> [INSTRUCTIONS TO FOLLOW] Check every line of the entries below for the word "header", and copy the ones that have it.

====================

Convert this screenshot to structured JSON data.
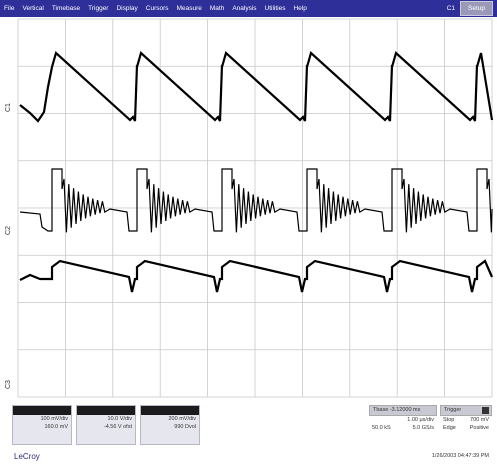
{
  "menu": {
    "items": [
      "File",
      "Vertical",
      "Timebase",
      "Trigger",
      "Display",
      "Cursors",
      "Measure",
      "Math",
      "Analysis",
      "Utilities",
      "Help"
    ],
    "right_label": "C1",
    "setup_label": "Setup"
  },
  "channels": {
    "labels": [
      "C1",
      "C2",
      "C3"
    ]
  },
  "channel_boxes": [
    {
      "line1": "100 mV/div",
      "line2": "160.0 mV"
    },
    {
      "line1": "10.0 V/div",
      "line2": "-4.56 V ofst"
    },
    {
      "line1": "200 mV/div",
      "line2": "990 Dvol"
    }
  ],
  "timebase": {
    "header": "Tbase -3.12000 ms",
    "row1_left": "1.00 μs/div",
    "row2_left": "50.0 kS",
    "row2_right": "5.0 GS/s"
  },
  "trigger": {
    "header": "Trigger",
    "row1_left": "Stop",
    "row1_right": "700 mV",
    "row2_left": "Edge",
    "row2_right": "Positive"
  },
  "logo": "LeCroy",
  "timestamp": "1/26/2003 04:47:39 PM",
  "colors": {
    "menu_bg": "#2f2f9a",
    "grid": "#c8c8c8",
    "trace": "#000000"
  }
}
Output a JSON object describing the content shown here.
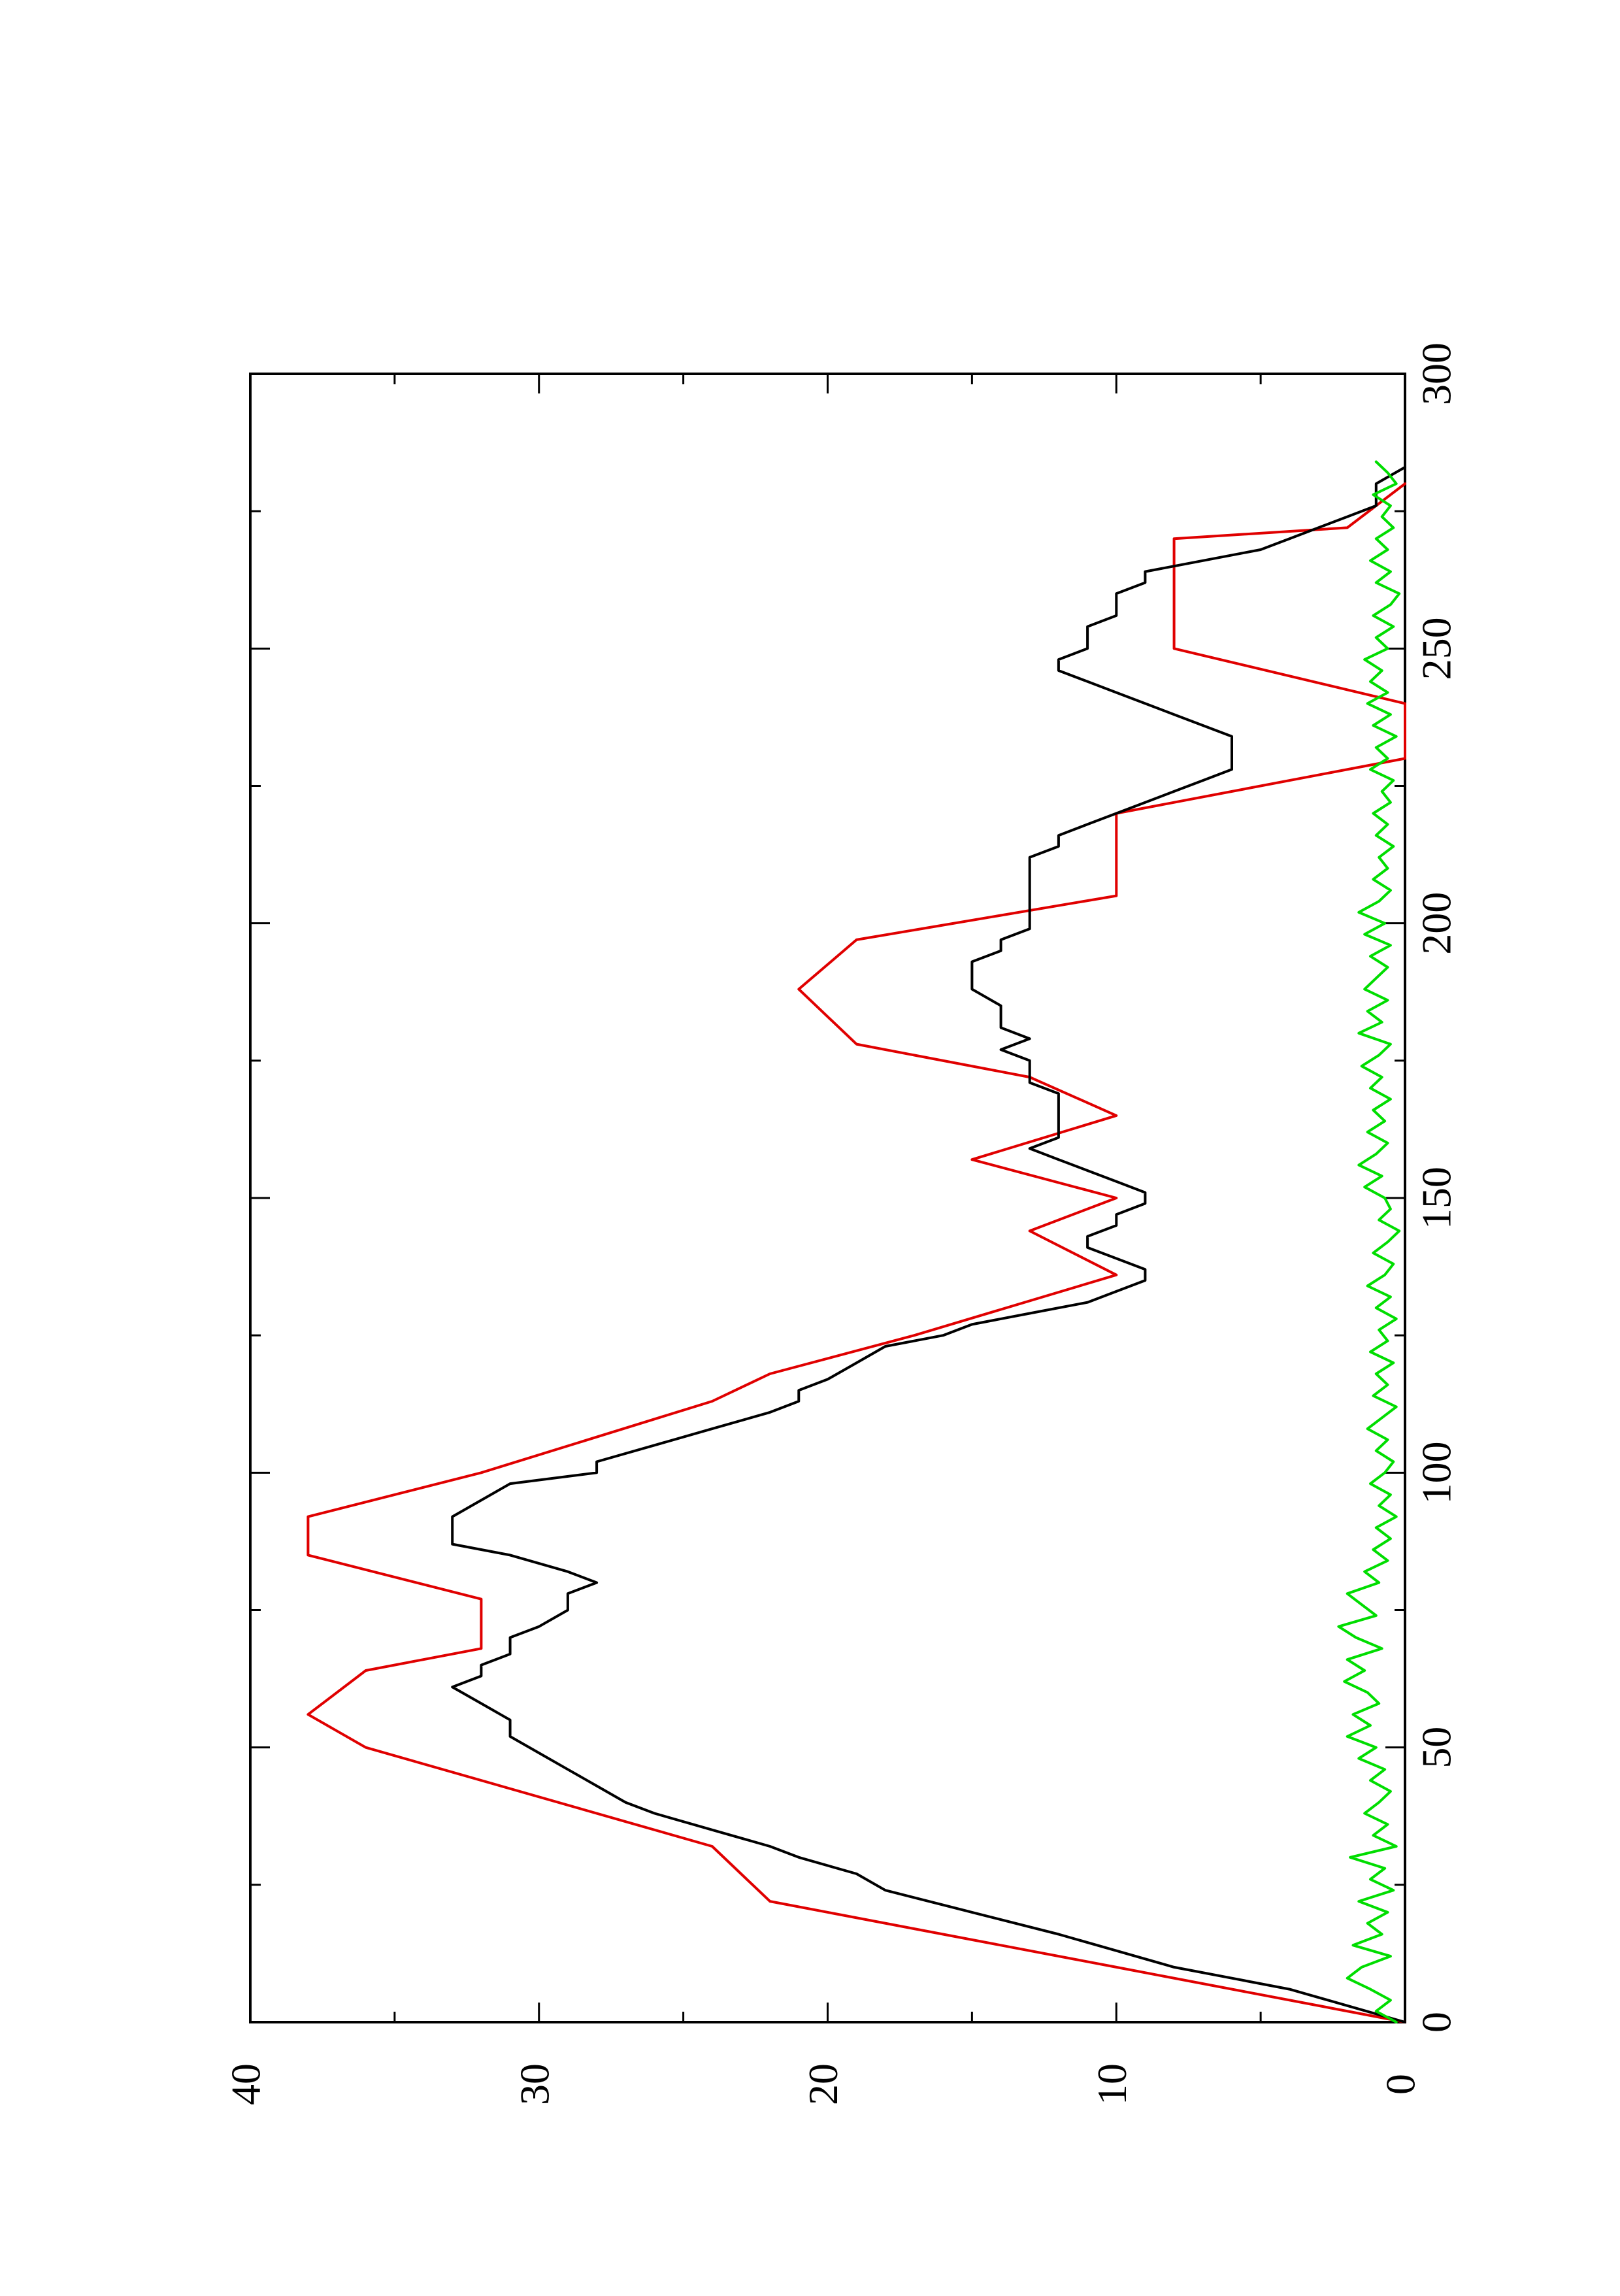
{
  "chart_data": {
    "type": "line",
    "title": "",
    "xlabel": "",
    "ylabel": "",
    "xlim": [
      0,
      300
    ],
    "ylim": [
      0,
      40
    ],
    "x_ticks": [
      0,
      50,
      100,
      150,
      200,
      250,
      300
    ],
    "x_tick_labels": [
      "0",
      "50",
      "100",
      "150",
      "200",
      "250",
      "300"
    ],
    "y_ticks": [
      0,
      10,
      20,
      30,
      40
    ],
    "y_tick_labels": [
      "0",
      "10",
      "20",
      "30",
      "40"
    ],
    "grid": false,
    "orientation": "rotated-90-ccw",
    "series": [
      {
        "color": "#e00000",
        "style": "step",
        "x": [
          0,
          10,
          10,
          17,
          17,
          22,
          22,
          32,
          32,
          50,
          50,
          56,
          56,
          64,
          64,
          68,
          68,
          77,
          77,
          85,
          85,
          92,
          92,
          100,
          100,
          113,
          113,
          118,
          118,
          125,
          125,
          136,
          136,
          144,
          144,
          150,
          150,
          157,
          157,
          165,
          165,
          172,
          172,
          178,
          178,
          188,
          188,
          197,
          197,
          205,
          205,
          220,
          220,
          230,
          230,
          240,
          240,
          250,
          250,
          270,
          270,
          272,
          272,
          280
        ],
        "y": [
          0,
          10,
          10,
          17,
          17,
          22,
          22,
          24,
          24,
          36,
          36,
          38,
          38,
          36,
          36,
          32,
          32,
          32,
          32,
          38,
          38,
          38,
          38,
          32,
          32,
          24,
          24,
          22,
          22,
          17,
          17,
          10,
          10,
          13,
          13,
          10,
          10,
          15,
          15,
          10,
          10,
          13,
          13,
          19,
          19,
          21,
          21,
          19,
          19,
          10,
          10,
          10,
          10,
          0,
          0,
          0,
          0,
          8,
          8,
          8,
          8,
          2,
          2,
          0
        ]
      },
      {
        "color": "#000000",
        "style": "line",
        "x": [
          0,
          3,
          6,
          8,
          10,
          13,
          16,
          20,
          24,
          27,
          30,
          32,
          35,
          38,
          40,
          43,
          46,
          49,
          52,
          55,
          58,
          61,
          63,
          65,
          67,
          70,
          72,
          75,
          78,
          80,
          82,
          85,
          87,
          89,
          92,
          95,
          98,
          100,
          102,
          105,
          108,
          111,
          113,
          115,
          117,
          120,
          123,
          125,
          127,
          129,
          131,
          133,
          135,
          137,
          139,
          141,
          143,
          145,
          147,
          149,
          151,
          153,
          155,
          157,
          159,
          161,
          163,
          165,
          167,
          169,
          171,
          173,
          175,
          177,
          179,
          181,
          183,
          185,
          188,
          191,
          193,
          195,
          197,
          199,
          201,
          203,
          205,
          207,
          210,
          212,
          214,
          216,
          218,
          220,
          222,
          224,
          226,
          228,
          230,
          232,
          234,
          236,
          238,
          240,
          242,
          244,
          246,
          248,
          250,
          252,
          254,
          256,
          258,
          260,
          262,
          264,
          266,
          268,
          270,
          272,
          274,
          276,
          278,
          280,
          283
        ],
        "y": [
          0,
          2,
          4,
          6,
          8,
          10,
          12,
          15,
          18,
          19,
          21,
          22,
          24,
          26,
          27,
          28,
          29,
          30,
          31,
          31,
          32,
          33,
          32,
          32,
          31,
          31,
          30,
          29,
          29,
          28,
          29,
          31,
          33,
          33,
          33,
          32,
          31,
          28,
          28,
          26,
          24,
          22,
          21,
          21,
          20,
          19,
          18,
          16,
          15,
          13,
          11,
          10,
          9,
          9,
          10,
          11,
          11,
          10,
          10,
          9,
          9,
          10,
          11,
          12,
          13,
          12,
          12,
          12,
          12,
          12,
          13,
          13,
          13,
          14,
          13,
          14,
          14,
          14,
          15,
          15,
          15,
          14,
          14,
          13,
          13,
          13,
          13,
          13,
          13,
          13,
          12,
          12,
          11,
          10,
          9,
          8,
          7,
          6,
          6,
          6,
          6,
          7,
          8,
          9,
          10,
          11,
          12,
          12,
          11,
          11,
          11,
          10,
          10,
          10,
          9,
          9,
          7,
          5,
          4,
          3,
          2,
          1,
          1,
          1,
          0
        ]
      },
      {
        "color": "#00dd00",
        "style": "line",
        "x": [
          0,
          2,
          4,
          6,
          8,
          10,
          12,
          14,
          16,
          18,
          20,
          22,
          24,
          26,
          28,
          30,
          32,
          34,
          36,
          38,
          40,
          42,
          44,
          46,
          48,
          50,
          52,
          54,
          56,
          58,
          60,
          62,
          64,
          66,
          68,
          70,
          72,
          74,
          76,
          78,
          80,
          82,
          84,
          86,
          88,
          90,
          92,
          94,
          96,
          98,
          100,
          102,
          104,
          106,
          108,
          110,
          112,
          114,
          116,
          118,
          120,
          122,
          124,
          126,
          128,
          130,
          132,
          134,
          136,
          138,
          140,
          142,
          144,
          146,
          148,
          150,
          152,
          154,
          156,
          158,
          160,
          162,
          164,
          166,
          168,
          170,
          172,
          174,
          176,
          178,
          180,
          182,
          184,
          186,
          188,
          190,
          192,
          194,
          196,
          198,
          200,
          202,
          204,
          206,
          208,
          210,
          212,
          214,
          216,
          218,
          220,
          222,
          224,
          226,
          228,
          230,
          232,
          234,
          236,
          238,
          240,
          242,
          244,
          246,
          248,
          250,
          252,
          254,
          256,
          258,
          260,
          262,
          264,
          266,
          268,
          270,
          272,
          274,
          276,
          278,
          280,
          282,
          284
        ],
        "y": [
          0.3,
          1.0,
          0.5,
          1.2,
          2.0,
          1.5,
          0.5,
          1.8,
          0.8,
          1.3,
          0.6,
          1.6,
          0.4,
          1.2,
          0.7,
          1.9,
          0.3,
          1.1,
          0.6,
          1.4,
          0.9,
          0.5,
          1.2,
          0.7,
          1.6,
          1.0,
          2.0,
          1.2,
          1.8,
          0.9,
          1.3,
          2.1,
          1.4,
          2.0,
          0.8,
          1.7,
          2.3,
          1.0,
          1.5,
          2.0,
          0.9,
          1.4,
          0.6,
          1.1,
          0.5,
          1.0,
          0.3,
          0.9,
          0.5,
          1.2,
          0.7,
          0.4,
          1.0,
          0.6,
          1.3,
          0.8,
          0.3,
          1.1,
          0.6,
          1.0,
          0.4,
          1.2,
          0.6,
          0.9,
          0.3,
          1.0,
          0.5,
          1.3,
          0.7,
          0.4,
          1.1,
          0.6,
          0.2,
          0.9,
          0.5,
          0.7,
          1.4,
          0.8,
          1.6,
          1.0,
          0.6,
          1.3,
          0.7,
          1.1,
          0.5,
          1.2,
          0.8,
          1.5,
          0.9,
          0.5,
          1.6,
          0.8,
          1.3,
          0.6,
          1.4,
          1.0,
          0.6,
          1.2,
          0.5,
          1.4,
          0.7,
          1.6,
          0.9,
          0.5,
          1.1,
          0.6,
          0.9,
          0.4,
          1.0,
          0.6,
          1.1,
          0.5,
          0.8,
          0.4,
          1.2,
          0.6,
          1.0,
          0.3,
          1.1,
          0.5,
          1.3,
          0.6,
          1.2,
          0.8,
          1.4,
          0.6,
          1.0,
          0.4,
          1.1,
          0.5,
          0.2,
          1.0,
          0.5,
          1.2,
          0.6,
          1.0,
          0.4,
          0.8,
          0.5,
          1.1,
          0.3,
          0.6,
          1.0
        ]
      }
    ]
  }
}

====================

> [ANSWER TO THE PROBLEM]
    "header": "Tbase -3.12000 ms",
    "header": "Trigger",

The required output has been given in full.